- _THE EXERCISE_: Find the string "Hermes" in the data, then copy every line where it is found.

- _DATASET_:
>> Start
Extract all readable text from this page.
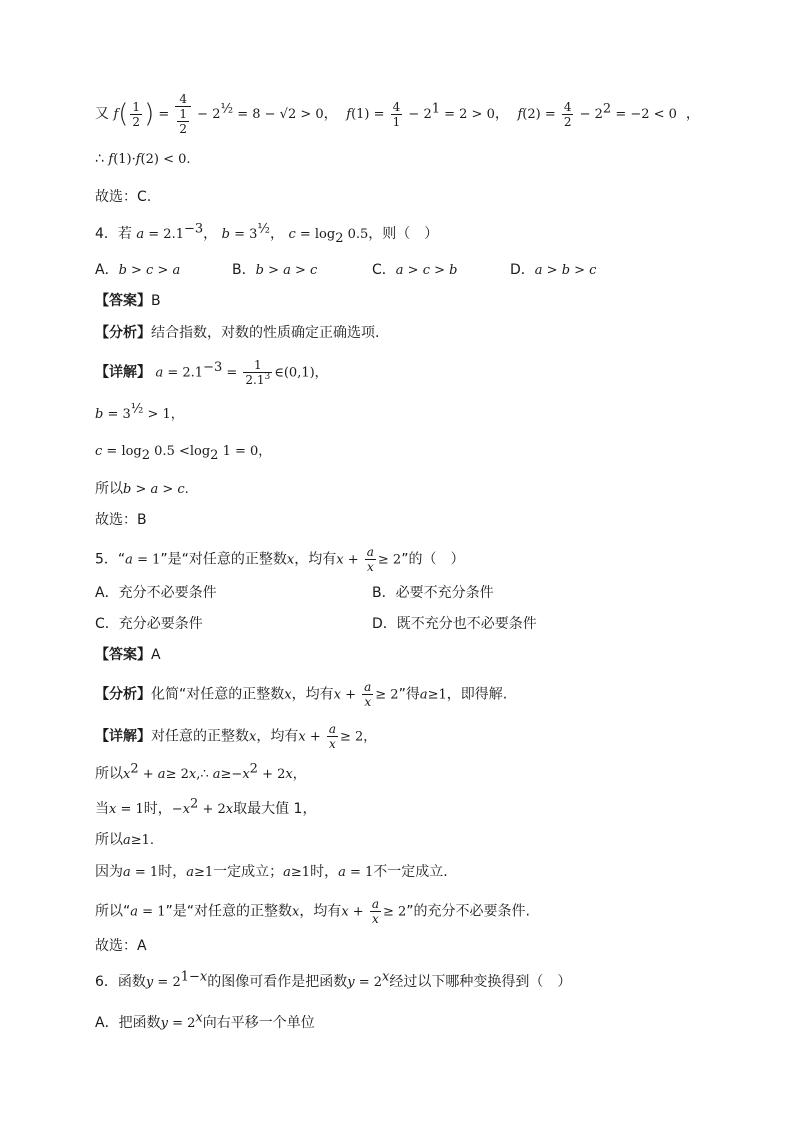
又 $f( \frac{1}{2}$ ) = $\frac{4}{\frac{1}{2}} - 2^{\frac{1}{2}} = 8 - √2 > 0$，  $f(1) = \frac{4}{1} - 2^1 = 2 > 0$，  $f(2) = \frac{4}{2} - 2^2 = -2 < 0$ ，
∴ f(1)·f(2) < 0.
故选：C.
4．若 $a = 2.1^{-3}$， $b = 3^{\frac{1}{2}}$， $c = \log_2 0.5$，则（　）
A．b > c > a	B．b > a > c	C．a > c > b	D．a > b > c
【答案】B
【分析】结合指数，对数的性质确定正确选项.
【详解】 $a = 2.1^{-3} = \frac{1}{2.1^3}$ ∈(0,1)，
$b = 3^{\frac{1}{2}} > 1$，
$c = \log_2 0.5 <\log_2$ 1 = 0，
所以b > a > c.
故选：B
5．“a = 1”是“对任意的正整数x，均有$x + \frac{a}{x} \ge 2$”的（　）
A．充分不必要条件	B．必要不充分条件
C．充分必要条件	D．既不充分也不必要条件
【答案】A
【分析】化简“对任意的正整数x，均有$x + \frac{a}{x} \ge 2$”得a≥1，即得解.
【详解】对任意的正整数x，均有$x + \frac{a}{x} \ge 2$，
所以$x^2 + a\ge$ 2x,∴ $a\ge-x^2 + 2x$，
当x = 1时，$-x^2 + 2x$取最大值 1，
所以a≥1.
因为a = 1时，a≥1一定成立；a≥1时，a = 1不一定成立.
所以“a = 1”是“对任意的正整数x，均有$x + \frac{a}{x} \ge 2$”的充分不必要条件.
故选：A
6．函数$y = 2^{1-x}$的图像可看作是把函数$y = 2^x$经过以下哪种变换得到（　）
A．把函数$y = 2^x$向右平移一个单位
>> End
>> Start
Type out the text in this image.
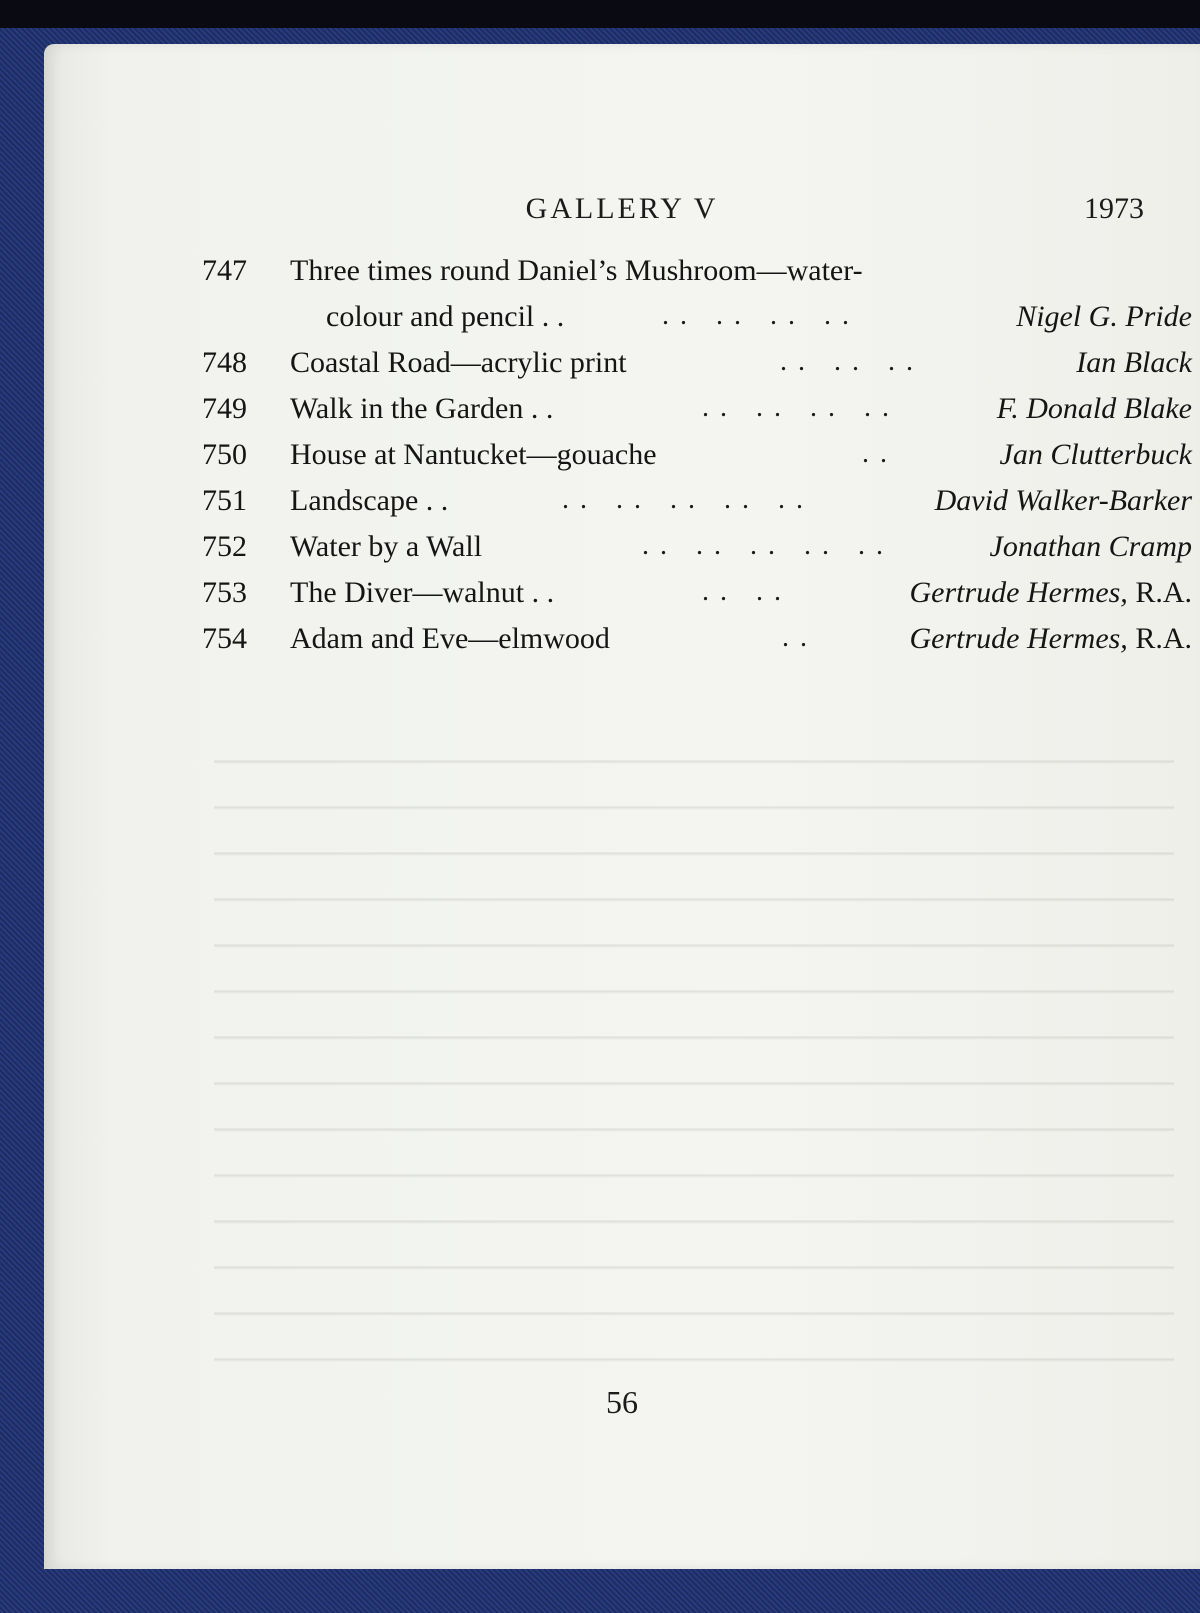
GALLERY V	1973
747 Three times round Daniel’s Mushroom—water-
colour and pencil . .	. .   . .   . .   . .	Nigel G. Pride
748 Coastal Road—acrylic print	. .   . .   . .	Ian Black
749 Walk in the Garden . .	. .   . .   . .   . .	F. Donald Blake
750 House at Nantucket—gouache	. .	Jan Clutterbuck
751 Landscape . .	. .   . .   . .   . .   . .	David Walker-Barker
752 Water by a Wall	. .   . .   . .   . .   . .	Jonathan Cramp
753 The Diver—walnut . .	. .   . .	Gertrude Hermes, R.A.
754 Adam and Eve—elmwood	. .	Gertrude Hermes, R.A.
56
>> End
>> Start
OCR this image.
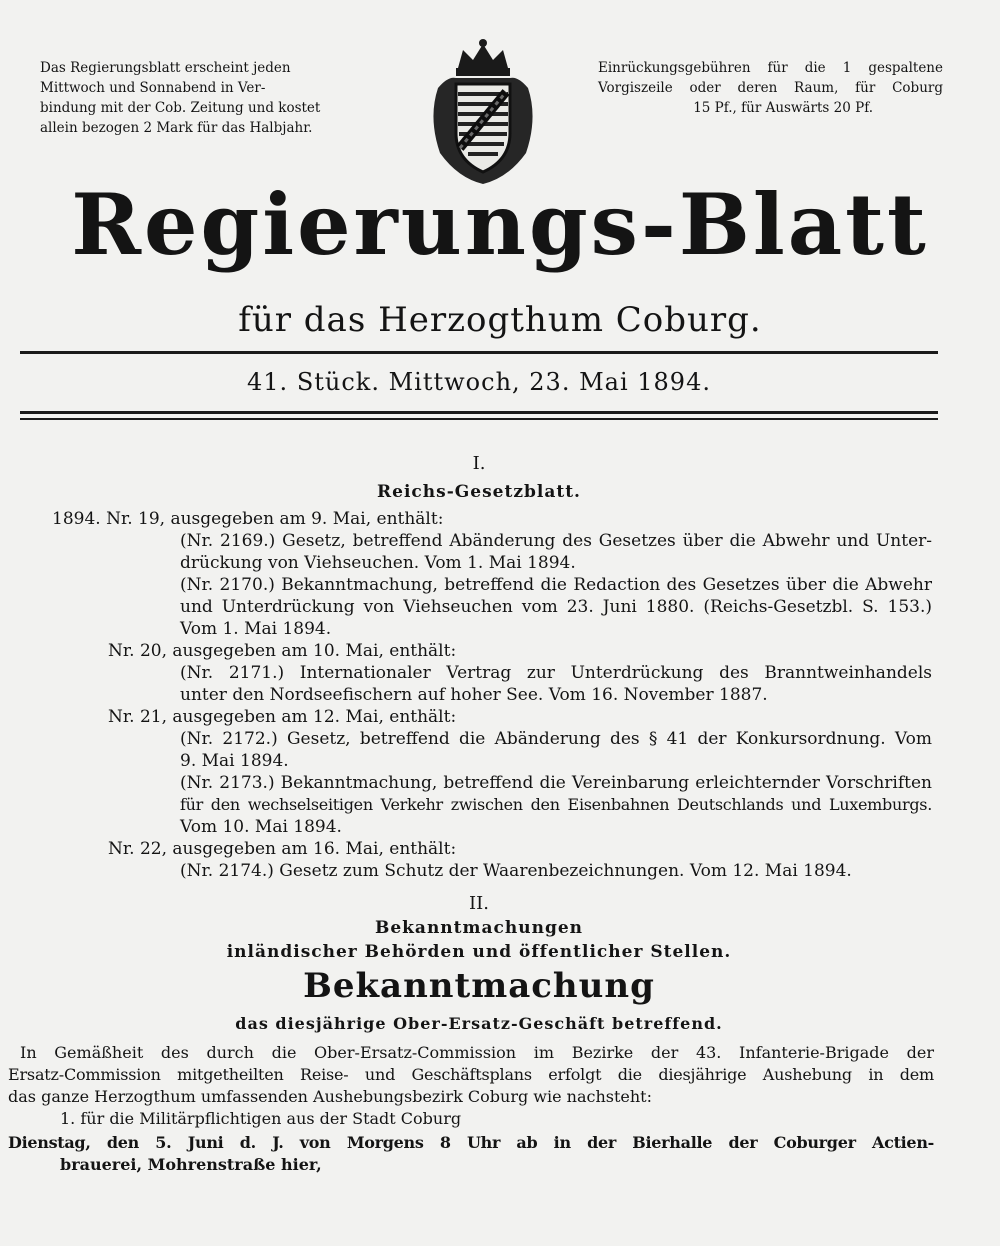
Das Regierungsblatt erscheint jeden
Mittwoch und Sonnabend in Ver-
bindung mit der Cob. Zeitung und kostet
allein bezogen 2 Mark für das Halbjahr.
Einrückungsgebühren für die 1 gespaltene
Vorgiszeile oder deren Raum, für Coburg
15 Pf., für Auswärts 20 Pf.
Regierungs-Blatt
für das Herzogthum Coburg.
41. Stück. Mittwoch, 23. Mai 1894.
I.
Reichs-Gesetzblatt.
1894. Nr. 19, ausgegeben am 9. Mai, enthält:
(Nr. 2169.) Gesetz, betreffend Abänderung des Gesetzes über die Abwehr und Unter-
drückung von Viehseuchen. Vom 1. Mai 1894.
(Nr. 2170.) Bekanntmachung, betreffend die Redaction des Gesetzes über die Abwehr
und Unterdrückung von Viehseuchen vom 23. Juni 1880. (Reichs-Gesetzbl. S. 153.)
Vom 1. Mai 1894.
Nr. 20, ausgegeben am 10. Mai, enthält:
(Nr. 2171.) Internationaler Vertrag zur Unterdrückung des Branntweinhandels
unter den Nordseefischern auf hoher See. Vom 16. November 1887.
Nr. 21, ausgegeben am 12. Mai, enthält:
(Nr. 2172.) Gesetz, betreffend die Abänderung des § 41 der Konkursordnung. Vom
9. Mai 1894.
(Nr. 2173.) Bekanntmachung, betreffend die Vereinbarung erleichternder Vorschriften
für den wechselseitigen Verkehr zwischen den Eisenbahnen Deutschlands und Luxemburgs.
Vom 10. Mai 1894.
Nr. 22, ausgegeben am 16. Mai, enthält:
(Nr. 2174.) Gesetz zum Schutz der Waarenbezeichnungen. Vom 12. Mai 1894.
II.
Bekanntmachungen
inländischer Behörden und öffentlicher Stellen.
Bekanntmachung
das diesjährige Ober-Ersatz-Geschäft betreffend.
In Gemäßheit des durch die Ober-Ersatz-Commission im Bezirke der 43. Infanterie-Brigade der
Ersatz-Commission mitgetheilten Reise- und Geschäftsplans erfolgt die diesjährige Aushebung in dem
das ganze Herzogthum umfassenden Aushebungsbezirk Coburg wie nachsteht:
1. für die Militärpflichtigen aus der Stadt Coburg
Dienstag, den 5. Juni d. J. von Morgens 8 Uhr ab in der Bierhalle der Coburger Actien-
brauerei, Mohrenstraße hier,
>> End
- _ANSWER_:
753 The Diver—walnut . .	. .   . .	Gertrude Hermes, R.A.
754 Adam and Eve—elmwood	. .	Gertrude Hermes, R.A.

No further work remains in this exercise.